#### Problem to solve:
Copy down every line where the string "this" shows up.

***** Extracted information

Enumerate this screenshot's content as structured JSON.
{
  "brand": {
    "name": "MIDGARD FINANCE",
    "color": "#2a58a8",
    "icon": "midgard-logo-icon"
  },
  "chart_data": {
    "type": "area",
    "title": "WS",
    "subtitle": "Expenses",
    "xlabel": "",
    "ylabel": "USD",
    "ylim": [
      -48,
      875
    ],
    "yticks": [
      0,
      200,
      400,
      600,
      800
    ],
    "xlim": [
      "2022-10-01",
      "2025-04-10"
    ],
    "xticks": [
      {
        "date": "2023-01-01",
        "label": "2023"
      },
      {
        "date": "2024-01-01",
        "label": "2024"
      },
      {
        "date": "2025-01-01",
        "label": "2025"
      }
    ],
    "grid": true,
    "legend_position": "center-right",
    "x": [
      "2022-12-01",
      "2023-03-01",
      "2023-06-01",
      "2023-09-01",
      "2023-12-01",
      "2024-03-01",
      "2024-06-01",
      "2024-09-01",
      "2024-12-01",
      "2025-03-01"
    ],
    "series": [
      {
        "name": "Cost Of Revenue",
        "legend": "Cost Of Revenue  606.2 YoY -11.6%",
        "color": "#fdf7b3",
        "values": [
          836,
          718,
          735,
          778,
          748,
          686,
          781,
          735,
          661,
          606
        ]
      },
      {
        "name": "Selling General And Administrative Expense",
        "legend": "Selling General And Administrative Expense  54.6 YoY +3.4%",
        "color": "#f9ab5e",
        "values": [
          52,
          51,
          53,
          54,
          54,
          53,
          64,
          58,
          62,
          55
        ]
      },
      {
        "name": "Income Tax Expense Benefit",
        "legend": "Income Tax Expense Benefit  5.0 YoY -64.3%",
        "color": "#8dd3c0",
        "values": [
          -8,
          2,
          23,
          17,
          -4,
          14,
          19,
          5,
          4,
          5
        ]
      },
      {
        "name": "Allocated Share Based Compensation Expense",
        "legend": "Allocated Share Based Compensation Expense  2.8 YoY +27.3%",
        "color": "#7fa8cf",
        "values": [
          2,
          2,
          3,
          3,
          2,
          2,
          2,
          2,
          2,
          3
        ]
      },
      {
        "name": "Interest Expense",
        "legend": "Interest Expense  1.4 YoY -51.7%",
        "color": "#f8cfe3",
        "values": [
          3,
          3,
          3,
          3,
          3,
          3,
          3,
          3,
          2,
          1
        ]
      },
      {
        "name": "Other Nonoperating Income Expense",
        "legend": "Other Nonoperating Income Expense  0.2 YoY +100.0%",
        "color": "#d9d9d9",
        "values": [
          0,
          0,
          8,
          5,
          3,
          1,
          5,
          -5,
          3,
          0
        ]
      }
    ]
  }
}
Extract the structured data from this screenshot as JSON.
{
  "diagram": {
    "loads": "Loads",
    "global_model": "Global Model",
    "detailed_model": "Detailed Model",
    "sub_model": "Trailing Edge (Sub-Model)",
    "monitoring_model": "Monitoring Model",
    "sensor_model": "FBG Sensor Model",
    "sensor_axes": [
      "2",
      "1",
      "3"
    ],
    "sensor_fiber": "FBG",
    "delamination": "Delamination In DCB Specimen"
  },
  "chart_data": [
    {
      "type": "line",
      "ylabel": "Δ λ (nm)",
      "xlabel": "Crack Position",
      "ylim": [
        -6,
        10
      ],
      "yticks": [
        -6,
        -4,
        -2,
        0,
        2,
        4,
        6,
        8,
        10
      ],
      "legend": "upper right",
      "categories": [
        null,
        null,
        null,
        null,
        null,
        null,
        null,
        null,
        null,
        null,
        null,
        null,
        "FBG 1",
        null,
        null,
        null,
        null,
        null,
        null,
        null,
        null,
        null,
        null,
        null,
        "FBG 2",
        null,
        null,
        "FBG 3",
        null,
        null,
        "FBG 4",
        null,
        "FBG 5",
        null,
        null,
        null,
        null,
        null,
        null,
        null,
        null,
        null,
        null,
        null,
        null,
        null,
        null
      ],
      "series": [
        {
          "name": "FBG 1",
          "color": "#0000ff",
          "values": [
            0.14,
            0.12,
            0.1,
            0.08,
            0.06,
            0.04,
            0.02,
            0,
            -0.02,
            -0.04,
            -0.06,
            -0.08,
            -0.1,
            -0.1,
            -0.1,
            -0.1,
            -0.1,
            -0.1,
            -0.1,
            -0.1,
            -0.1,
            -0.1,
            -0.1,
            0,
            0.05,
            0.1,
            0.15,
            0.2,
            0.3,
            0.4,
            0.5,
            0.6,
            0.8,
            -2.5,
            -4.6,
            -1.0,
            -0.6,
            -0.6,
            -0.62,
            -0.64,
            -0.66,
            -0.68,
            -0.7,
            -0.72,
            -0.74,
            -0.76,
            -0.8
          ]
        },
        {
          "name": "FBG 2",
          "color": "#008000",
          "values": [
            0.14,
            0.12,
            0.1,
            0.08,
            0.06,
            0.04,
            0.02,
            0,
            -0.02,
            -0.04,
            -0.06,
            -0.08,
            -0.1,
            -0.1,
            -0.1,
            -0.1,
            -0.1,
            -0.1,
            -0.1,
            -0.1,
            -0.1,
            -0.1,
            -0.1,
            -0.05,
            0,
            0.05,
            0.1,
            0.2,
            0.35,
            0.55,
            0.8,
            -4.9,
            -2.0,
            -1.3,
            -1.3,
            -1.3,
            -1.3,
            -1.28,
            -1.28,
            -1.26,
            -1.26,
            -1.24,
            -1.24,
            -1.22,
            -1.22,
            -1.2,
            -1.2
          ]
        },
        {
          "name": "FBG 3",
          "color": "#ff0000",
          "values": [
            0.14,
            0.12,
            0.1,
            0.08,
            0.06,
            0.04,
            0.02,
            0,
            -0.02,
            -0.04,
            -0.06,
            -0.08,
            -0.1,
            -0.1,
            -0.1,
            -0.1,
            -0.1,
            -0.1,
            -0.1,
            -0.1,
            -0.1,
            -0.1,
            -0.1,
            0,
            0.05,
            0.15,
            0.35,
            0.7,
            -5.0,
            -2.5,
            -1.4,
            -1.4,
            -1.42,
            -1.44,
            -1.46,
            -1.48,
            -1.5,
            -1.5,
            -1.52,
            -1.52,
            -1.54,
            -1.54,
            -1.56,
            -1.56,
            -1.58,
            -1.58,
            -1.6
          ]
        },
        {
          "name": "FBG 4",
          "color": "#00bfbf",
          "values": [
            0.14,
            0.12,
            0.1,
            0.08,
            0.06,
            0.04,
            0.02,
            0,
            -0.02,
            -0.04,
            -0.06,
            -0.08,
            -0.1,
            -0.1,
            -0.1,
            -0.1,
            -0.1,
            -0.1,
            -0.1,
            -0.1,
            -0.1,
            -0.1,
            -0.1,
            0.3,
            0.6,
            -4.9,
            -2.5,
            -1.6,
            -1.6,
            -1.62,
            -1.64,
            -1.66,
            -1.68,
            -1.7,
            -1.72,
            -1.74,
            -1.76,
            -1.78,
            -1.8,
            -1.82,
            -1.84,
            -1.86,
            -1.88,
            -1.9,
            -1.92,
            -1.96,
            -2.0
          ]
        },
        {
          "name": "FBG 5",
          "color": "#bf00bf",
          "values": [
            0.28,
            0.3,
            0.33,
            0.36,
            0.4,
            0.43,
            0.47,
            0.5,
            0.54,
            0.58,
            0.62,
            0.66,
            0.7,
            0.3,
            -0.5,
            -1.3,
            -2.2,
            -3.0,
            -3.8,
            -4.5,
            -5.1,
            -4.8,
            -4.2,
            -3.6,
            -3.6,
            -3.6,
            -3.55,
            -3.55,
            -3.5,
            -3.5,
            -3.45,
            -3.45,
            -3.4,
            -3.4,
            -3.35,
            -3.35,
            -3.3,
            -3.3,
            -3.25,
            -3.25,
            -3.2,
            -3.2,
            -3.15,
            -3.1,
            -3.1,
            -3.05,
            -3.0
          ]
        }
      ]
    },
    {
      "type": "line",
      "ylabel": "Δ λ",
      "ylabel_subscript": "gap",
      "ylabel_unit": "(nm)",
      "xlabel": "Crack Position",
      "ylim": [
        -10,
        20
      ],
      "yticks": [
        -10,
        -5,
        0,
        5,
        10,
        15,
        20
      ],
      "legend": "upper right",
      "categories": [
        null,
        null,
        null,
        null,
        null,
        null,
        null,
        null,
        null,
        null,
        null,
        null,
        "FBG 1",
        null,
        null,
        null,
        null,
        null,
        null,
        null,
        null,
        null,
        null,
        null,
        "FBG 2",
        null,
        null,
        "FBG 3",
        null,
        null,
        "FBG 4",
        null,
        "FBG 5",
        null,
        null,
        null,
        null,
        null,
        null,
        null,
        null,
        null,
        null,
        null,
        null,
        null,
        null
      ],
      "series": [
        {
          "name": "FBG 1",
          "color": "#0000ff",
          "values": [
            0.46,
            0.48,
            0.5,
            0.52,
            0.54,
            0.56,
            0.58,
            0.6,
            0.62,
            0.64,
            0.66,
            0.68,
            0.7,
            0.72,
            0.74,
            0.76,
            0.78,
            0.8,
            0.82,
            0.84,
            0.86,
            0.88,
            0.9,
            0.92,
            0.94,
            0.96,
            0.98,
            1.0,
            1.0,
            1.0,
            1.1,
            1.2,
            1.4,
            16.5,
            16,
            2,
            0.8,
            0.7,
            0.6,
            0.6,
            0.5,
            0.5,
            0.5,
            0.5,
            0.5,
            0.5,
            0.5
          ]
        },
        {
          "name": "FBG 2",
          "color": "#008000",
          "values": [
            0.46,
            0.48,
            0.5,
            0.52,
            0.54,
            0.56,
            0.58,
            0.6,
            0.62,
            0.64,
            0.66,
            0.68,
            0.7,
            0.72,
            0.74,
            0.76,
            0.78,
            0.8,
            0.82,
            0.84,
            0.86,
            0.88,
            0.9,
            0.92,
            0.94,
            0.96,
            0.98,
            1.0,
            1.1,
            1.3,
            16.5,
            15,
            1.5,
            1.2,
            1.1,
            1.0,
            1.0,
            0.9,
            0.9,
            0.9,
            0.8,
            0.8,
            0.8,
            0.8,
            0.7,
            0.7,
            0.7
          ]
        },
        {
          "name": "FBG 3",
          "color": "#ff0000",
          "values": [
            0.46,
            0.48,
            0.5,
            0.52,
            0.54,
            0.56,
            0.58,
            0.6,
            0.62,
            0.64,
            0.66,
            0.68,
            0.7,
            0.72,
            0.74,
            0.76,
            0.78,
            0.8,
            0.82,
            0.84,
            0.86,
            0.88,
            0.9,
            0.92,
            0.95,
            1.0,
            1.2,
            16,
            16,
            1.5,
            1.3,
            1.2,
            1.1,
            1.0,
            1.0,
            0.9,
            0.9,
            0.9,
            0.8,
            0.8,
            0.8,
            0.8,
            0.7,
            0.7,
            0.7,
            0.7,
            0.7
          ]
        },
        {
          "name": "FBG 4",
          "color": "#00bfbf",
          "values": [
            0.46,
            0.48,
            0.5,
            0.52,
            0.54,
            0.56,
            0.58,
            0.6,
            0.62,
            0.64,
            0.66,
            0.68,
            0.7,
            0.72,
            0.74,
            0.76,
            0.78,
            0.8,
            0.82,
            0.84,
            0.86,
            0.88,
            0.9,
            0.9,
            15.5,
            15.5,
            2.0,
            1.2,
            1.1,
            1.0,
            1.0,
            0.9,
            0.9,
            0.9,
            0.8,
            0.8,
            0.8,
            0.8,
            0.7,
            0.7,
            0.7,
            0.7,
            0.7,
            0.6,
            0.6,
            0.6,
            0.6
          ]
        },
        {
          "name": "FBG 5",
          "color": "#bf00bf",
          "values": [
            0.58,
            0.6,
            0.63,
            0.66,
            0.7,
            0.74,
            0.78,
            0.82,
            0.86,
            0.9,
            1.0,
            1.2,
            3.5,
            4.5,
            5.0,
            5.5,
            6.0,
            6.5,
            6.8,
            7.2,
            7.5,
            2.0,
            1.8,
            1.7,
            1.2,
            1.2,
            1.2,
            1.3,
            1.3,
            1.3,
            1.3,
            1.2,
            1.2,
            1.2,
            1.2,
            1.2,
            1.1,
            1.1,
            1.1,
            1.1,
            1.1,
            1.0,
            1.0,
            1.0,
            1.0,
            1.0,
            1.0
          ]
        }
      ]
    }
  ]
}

**********

#### Complete response:
Enumerate this screenshot's content as structured JSON.
Extract the structured data from this screenshot as JSON.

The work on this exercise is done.